Records provided
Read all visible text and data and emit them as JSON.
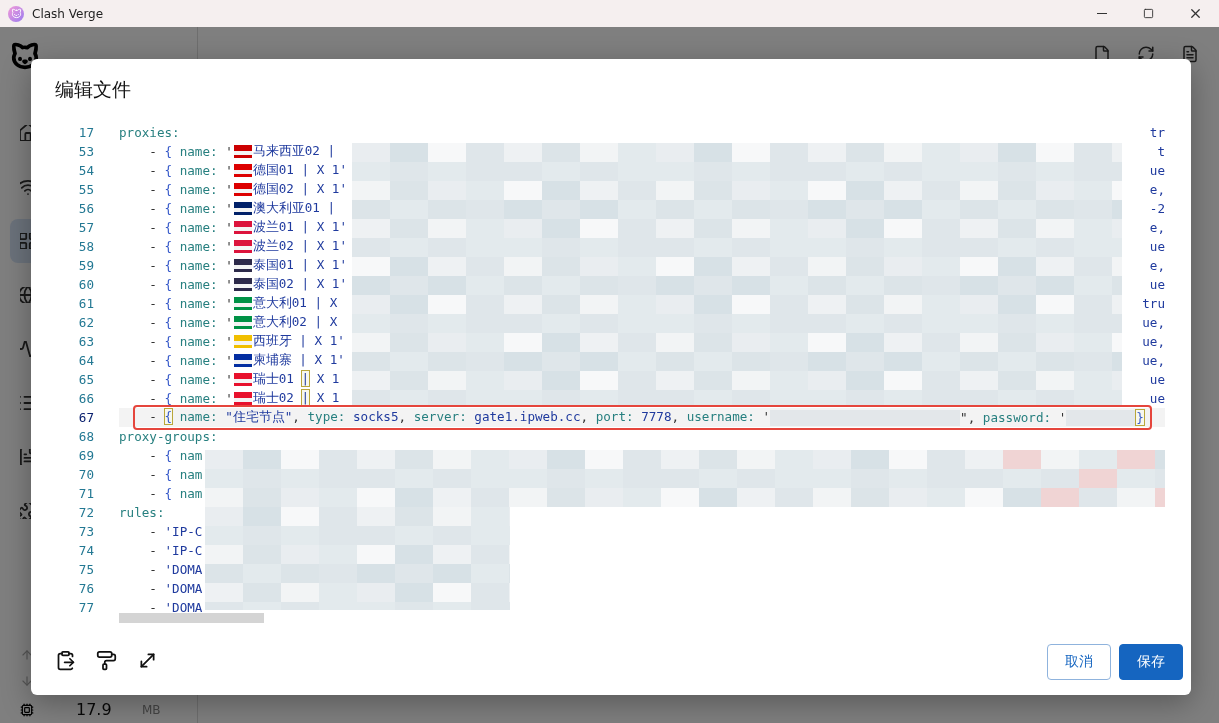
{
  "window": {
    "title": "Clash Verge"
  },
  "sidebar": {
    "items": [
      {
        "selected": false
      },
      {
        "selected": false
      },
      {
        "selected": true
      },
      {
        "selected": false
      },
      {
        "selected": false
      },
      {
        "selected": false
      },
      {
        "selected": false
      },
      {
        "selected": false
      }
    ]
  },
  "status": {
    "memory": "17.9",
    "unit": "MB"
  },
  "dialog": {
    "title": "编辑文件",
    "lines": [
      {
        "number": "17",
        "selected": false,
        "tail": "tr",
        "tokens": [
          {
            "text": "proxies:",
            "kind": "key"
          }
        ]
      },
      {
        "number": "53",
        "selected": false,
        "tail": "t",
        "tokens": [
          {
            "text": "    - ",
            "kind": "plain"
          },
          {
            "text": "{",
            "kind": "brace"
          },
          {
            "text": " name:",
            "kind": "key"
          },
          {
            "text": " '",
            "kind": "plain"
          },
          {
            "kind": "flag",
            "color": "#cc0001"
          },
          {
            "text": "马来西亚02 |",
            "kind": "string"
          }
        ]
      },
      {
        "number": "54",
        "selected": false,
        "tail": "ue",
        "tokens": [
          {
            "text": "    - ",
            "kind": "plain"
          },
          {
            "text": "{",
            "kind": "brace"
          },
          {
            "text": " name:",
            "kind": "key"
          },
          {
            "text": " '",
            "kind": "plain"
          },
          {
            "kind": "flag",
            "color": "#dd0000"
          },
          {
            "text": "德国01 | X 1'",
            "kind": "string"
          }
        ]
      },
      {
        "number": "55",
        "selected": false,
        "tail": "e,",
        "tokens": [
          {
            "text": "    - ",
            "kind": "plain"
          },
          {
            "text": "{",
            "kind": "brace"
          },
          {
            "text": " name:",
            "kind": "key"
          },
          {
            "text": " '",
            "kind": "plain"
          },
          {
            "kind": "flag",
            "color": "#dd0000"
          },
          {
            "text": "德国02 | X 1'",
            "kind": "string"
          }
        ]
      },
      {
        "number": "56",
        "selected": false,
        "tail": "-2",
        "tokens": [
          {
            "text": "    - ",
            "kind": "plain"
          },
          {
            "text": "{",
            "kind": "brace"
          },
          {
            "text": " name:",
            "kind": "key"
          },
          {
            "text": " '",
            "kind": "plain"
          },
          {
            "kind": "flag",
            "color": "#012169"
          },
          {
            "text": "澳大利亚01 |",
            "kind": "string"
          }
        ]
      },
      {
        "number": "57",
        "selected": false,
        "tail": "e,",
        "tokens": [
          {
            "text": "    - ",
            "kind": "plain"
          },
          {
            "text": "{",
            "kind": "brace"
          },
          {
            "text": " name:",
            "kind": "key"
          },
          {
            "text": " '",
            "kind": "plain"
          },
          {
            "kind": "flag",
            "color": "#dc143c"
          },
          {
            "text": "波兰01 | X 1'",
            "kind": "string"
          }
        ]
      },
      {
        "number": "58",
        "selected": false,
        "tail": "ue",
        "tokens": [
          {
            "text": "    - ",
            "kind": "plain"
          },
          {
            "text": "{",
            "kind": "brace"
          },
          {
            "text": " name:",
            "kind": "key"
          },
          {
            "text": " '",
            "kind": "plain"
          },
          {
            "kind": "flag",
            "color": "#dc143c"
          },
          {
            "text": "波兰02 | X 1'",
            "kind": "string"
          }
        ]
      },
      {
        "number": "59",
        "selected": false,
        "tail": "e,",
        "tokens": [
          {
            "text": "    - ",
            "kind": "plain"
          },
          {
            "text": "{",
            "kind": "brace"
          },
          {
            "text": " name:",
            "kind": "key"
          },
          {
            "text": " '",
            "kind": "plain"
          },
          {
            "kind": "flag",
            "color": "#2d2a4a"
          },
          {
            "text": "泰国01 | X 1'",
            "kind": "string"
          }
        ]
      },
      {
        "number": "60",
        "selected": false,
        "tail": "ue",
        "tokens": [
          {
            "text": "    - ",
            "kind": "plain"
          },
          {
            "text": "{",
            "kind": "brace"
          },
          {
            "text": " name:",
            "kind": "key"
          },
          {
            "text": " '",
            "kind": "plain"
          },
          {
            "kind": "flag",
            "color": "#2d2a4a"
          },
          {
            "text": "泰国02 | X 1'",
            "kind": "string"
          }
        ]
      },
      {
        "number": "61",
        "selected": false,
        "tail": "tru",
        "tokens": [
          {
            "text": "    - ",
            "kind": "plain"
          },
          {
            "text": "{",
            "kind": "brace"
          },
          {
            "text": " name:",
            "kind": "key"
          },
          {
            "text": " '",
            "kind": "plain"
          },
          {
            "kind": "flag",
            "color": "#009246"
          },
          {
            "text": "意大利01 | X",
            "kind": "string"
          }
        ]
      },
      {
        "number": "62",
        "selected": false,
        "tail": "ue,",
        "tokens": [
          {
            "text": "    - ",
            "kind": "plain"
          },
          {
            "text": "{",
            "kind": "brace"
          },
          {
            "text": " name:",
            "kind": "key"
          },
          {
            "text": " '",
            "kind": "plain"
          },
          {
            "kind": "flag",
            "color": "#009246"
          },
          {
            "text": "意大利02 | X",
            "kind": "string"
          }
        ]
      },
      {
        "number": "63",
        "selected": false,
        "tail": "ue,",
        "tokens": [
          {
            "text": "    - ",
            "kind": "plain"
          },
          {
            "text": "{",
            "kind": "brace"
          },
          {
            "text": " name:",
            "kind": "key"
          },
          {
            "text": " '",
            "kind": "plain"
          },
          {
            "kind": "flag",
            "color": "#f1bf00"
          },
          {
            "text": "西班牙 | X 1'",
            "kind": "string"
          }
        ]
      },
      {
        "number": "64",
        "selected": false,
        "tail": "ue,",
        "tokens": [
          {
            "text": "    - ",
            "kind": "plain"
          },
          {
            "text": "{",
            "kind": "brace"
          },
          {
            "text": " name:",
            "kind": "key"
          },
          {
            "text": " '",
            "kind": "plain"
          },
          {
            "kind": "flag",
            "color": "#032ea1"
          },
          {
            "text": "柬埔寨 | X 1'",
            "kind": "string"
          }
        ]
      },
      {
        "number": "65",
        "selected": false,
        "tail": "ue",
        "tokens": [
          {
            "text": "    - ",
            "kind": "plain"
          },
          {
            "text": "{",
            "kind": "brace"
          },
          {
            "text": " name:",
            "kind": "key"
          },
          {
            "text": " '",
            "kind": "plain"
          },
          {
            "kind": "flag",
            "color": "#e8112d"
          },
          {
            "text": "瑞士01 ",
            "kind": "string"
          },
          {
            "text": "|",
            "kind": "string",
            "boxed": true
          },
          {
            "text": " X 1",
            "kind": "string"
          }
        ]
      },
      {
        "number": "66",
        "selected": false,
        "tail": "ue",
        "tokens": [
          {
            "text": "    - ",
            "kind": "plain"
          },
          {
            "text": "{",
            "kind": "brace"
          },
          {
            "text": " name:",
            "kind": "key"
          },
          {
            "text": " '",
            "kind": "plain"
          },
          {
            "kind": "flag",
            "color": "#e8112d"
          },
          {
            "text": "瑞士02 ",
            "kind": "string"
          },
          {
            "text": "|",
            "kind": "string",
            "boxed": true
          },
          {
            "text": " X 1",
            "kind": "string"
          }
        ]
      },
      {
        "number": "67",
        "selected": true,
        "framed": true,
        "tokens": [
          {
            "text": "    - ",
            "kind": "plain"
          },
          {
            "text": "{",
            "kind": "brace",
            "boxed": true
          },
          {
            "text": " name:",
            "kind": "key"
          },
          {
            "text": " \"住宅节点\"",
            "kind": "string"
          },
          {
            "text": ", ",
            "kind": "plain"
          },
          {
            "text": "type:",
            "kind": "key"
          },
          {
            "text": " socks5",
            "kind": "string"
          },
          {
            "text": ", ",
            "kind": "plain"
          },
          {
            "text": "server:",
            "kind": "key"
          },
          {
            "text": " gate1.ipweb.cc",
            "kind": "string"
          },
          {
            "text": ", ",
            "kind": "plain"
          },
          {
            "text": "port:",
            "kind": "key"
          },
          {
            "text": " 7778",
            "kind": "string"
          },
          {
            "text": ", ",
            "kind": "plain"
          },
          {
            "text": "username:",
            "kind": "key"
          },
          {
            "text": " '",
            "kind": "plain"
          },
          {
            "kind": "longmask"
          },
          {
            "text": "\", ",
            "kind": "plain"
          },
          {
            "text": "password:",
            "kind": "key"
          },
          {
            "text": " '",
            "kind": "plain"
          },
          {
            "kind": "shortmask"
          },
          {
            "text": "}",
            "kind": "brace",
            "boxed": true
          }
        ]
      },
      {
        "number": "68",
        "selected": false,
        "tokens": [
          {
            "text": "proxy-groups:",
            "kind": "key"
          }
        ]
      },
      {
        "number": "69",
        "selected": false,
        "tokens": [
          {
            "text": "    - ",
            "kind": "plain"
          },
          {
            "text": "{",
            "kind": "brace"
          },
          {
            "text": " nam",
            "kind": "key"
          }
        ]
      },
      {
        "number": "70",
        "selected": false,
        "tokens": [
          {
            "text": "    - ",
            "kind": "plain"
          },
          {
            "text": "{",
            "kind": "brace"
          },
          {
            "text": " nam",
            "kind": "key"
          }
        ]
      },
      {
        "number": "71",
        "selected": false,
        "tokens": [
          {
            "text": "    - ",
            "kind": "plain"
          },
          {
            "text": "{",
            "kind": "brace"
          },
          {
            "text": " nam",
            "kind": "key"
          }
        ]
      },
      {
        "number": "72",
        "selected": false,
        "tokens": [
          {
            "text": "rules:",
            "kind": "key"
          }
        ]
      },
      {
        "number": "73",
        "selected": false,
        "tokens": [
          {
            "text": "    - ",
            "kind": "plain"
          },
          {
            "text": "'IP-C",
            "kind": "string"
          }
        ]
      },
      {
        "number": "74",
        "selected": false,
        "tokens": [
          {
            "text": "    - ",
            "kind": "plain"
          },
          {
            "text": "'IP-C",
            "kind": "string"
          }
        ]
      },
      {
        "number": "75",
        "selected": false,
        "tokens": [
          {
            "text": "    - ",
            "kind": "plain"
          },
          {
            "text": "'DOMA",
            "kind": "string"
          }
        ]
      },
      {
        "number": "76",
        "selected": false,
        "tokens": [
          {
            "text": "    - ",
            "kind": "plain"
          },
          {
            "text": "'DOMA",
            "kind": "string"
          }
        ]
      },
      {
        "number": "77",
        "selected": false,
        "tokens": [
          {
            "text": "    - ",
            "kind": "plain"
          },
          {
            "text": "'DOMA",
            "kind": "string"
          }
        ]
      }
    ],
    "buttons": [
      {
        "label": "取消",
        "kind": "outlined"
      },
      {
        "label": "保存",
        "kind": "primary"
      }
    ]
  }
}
==
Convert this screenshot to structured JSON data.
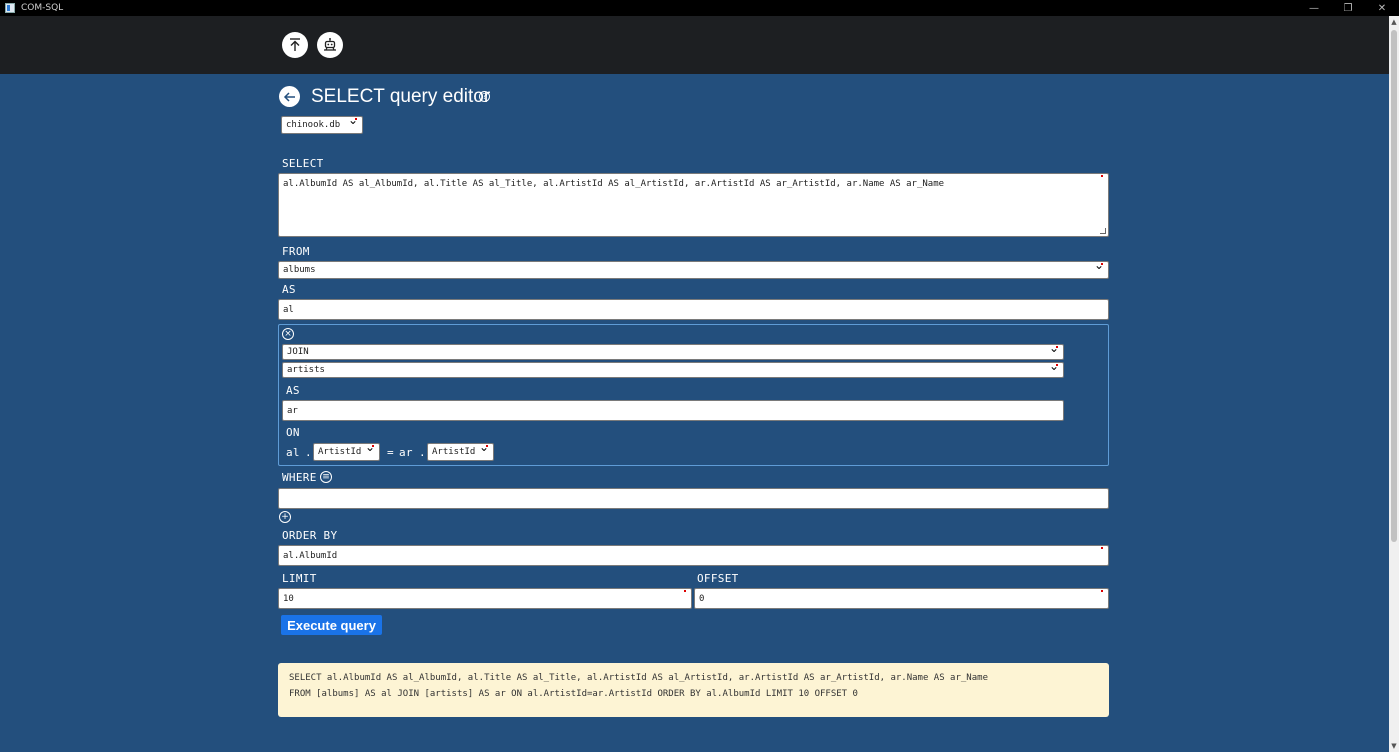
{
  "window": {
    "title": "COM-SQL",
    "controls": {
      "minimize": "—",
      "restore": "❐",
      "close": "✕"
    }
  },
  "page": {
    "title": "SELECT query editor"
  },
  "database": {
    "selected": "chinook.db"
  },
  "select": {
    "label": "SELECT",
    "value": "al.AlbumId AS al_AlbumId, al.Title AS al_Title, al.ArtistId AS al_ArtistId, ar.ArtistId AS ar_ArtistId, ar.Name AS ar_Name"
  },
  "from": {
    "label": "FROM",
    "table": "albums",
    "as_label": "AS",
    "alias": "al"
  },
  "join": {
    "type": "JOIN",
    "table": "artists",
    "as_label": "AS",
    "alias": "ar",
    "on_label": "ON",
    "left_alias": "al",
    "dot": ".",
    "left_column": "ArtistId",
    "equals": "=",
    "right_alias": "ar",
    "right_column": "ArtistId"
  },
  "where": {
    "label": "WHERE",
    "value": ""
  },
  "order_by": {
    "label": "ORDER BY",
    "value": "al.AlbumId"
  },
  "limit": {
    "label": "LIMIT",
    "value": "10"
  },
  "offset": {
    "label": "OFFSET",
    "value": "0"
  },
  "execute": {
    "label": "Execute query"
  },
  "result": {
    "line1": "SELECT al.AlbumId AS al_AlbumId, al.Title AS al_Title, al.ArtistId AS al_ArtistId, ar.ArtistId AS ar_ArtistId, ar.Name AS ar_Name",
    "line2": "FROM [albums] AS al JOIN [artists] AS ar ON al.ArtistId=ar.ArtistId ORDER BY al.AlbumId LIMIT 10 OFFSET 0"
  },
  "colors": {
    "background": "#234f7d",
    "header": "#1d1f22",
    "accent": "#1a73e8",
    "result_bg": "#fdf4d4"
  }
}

What the exercise asks
Find the word "value" in the entries, and copy every line it shows up in.

Solution to the problem
    "value": "al.AlbumId AS al_AlbumId, al.Title AS al_Title, al.ArtistId AS al_ArtistId, ar.ArtistId AS ar_ArtistId, ar.Name AS ar_Name"
    "value": ""
    "value": "al.AlbumId"
    "value": "10"
    "value": "0"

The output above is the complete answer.